SET EXERCISE: Find and return each line containing "Latte".
━━ TASK DATA ━━
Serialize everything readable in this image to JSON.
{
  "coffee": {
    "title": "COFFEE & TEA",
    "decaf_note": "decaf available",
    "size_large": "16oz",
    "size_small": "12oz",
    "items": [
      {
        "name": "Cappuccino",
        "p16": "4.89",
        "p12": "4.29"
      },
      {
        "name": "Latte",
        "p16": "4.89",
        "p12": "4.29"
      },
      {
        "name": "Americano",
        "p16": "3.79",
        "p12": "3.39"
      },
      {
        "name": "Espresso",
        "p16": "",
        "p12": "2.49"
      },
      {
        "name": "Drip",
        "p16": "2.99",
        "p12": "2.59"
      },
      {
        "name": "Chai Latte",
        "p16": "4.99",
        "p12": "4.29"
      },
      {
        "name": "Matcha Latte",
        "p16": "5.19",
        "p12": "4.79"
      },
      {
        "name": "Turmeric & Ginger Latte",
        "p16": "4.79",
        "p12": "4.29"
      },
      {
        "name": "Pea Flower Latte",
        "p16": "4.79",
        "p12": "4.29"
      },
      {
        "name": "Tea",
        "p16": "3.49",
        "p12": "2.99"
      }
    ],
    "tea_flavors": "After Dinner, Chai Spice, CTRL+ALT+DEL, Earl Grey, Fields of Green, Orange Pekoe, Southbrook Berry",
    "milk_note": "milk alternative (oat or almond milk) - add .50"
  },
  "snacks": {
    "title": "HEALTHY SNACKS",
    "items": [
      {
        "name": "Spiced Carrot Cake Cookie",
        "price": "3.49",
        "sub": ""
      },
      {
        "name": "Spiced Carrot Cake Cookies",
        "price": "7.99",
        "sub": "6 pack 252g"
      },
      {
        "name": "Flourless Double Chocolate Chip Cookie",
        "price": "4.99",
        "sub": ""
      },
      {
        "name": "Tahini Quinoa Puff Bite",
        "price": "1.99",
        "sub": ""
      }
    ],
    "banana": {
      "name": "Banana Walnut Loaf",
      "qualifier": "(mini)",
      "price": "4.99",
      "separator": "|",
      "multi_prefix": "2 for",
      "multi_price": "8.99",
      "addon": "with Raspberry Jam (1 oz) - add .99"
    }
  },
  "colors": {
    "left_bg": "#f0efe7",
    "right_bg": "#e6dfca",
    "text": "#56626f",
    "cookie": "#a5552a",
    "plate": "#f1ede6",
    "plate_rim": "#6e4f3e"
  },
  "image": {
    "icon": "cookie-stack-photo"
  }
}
━━━
FULL ANSWER:
        "name": "Latte",
        "name": "Chai Latte",
        "name": "Matcha Latte",
        "name": "Turmeric & Ginger Latte",
        "name": "Pea Flower Latte",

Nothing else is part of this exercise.